== REQUIRED WORK ==
From the article on the Schmidt Transformative Technology Fund, list every faculty member named as a co-leader of the flooding project, along with each one's title.

New research endeavors with potential benefits for health, the environment, and molecular imaging have been awarded support from the Eric and Wendy Schmidt Transformative Technology Fund.

The fund spurs the exploration of bold new ideas that can accelerate progress on major challenges in science and engineering, pioneer new discoveries, and transform entire fields of inquiry. The projects were selected based on their capacity to lead to significant advances in the discovery or implementation of transformative technology.

“The Schmidt Transformative Technology Fund supports projects that have the power to lead to profound scientific discoveries and technological innovations,” said Dean for Research Pablo Debenedetti, the Class of 1950 Professor in Engineering and Applied Science and professor of chemical and biological engineering. “This year’s projects address scientific, technical and societal challenges by developing key capabilities -- in genomic editing, sustainable construction materials and molecular imaging -- that possess substantial potential for impacting society at large.”

The fund was created through support from Eric Schmidt, the former chief executive officer of Google and former executive chairman of Alphabet Inc., Google’s parent company, and Wendy Schmidt, a businesswoman and philanthropist. Eric Schmidt earned his bachelor’s degree in electrical engineering from Princeton in 1976 and served as a Princeton trustee from 2004 to 2008.

The funding supports the development of graduate students and postdoctoral researchers, and provides for equipment, materials and supplies, and prototypes. Since its creation in 2009, the fund has supported 30 research projects at Princeton.

Controlling flooding by letting the water soak in

Three faculty members aim to reduce urban flooding by developing a new concrete-like material that absorbs rainwater and then releases it slowly back to the environment. According to the team — co-led by Reza Moini, assistant professor of civil and environmental engineering, Emily Davidson, assistant professor of chemical and biological engineering, and Sujit Datta, assistant professor of chemical and biological engineering — the new material could be used in sidewalks, roads and other sections of the urban landscape.

The new material’s architecture will consist of large and small pores arranged to optimize both water uptake and mechanical robustness. The intended result will be a widely scalable concrete-like material that can benefit groundwater recharge, reduce flooding and potentially transform how urban landscapes are constructed.

Editor's note: This article was adapted from the original, which includes information on all of this year's Schmidt Fund awards.

== DATA RECORDS ==
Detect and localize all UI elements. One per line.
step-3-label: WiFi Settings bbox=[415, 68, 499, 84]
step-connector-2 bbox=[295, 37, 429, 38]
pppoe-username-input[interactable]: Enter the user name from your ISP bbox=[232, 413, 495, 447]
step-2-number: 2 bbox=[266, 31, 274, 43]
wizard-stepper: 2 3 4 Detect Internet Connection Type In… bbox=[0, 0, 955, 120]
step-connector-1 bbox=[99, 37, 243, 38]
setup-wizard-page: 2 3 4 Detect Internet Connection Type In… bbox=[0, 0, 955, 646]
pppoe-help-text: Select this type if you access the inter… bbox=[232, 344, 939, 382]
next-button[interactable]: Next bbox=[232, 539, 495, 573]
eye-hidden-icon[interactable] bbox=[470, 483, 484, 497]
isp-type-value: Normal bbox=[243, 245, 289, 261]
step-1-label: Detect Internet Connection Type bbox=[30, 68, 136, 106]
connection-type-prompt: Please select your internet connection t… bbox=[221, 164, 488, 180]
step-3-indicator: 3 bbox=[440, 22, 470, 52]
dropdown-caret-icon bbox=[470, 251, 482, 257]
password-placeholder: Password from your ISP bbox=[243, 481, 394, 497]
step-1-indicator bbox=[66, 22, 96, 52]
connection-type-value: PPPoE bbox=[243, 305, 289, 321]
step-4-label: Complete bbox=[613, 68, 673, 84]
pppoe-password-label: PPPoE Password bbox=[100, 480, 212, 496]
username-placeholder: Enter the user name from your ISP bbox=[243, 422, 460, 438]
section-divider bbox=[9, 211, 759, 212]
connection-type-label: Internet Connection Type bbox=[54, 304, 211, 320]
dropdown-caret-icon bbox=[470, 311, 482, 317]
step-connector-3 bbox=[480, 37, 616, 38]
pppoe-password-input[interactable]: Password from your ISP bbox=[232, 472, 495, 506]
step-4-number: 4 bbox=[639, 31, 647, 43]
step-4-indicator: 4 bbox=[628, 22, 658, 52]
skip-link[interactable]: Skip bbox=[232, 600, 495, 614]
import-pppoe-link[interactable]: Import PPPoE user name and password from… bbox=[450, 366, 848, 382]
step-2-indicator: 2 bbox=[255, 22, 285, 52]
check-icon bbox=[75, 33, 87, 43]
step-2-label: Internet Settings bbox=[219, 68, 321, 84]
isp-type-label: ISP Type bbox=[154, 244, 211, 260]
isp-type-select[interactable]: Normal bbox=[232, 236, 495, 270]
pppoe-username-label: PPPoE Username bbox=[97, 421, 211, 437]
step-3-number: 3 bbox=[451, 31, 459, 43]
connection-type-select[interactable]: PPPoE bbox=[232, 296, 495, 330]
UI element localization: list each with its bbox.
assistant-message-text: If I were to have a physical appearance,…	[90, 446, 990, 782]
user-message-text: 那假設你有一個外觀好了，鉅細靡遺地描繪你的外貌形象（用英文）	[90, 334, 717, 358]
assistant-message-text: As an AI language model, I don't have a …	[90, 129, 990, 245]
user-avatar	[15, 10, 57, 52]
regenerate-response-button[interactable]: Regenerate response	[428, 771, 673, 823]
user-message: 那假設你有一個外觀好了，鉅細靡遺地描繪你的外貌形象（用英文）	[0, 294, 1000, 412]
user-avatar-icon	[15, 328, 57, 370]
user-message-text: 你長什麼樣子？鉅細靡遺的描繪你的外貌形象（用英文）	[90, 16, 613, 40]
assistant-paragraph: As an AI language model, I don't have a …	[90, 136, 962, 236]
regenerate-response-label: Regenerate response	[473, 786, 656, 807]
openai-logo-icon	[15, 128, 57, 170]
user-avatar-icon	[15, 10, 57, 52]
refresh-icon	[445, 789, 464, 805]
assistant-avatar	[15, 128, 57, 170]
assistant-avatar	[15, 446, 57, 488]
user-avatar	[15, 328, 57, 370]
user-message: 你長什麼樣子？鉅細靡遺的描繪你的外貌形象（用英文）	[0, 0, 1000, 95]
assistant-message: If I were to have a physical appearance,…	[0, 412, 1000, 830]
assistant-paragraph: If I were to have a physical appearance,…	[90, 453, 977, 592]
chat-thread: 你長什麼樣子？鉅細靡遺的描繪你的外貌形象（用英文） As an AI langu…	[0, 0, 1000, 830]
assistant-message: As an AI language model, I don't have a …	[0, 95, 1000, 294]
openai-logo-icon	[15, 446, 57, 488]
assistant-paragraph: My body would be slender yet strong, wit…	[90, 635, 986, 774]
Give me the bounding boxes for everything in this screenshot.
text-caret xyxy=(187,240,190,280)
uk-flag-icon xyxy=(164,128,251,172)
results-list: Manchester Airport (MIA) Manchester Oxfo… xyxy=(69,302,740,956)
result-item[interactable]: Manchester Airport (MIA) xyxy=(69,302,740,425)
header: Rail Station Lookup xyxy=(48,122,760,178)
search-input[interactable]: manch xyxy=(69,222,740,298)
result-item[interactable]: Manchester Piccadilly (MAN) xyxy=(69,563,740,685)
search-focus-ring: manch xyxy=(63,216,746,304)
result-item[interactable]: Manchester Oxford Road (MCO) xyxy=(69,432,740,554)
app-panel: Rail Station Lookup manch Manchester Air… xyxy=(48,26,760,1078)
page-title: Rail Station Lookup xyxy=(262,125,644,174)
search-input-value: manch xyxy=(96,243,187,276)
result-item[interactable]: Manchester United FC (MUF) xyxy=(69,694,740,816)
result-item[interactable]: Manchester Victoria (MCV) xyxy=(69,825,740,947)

== EXERCISE RESULT ==
- Reza Moini, assistant professor of civil and environmental engineering
- Emily Davidson, assistant professor of chemical and biological engineering
- Sujit Datta, assistant professor of chemical and biological engineering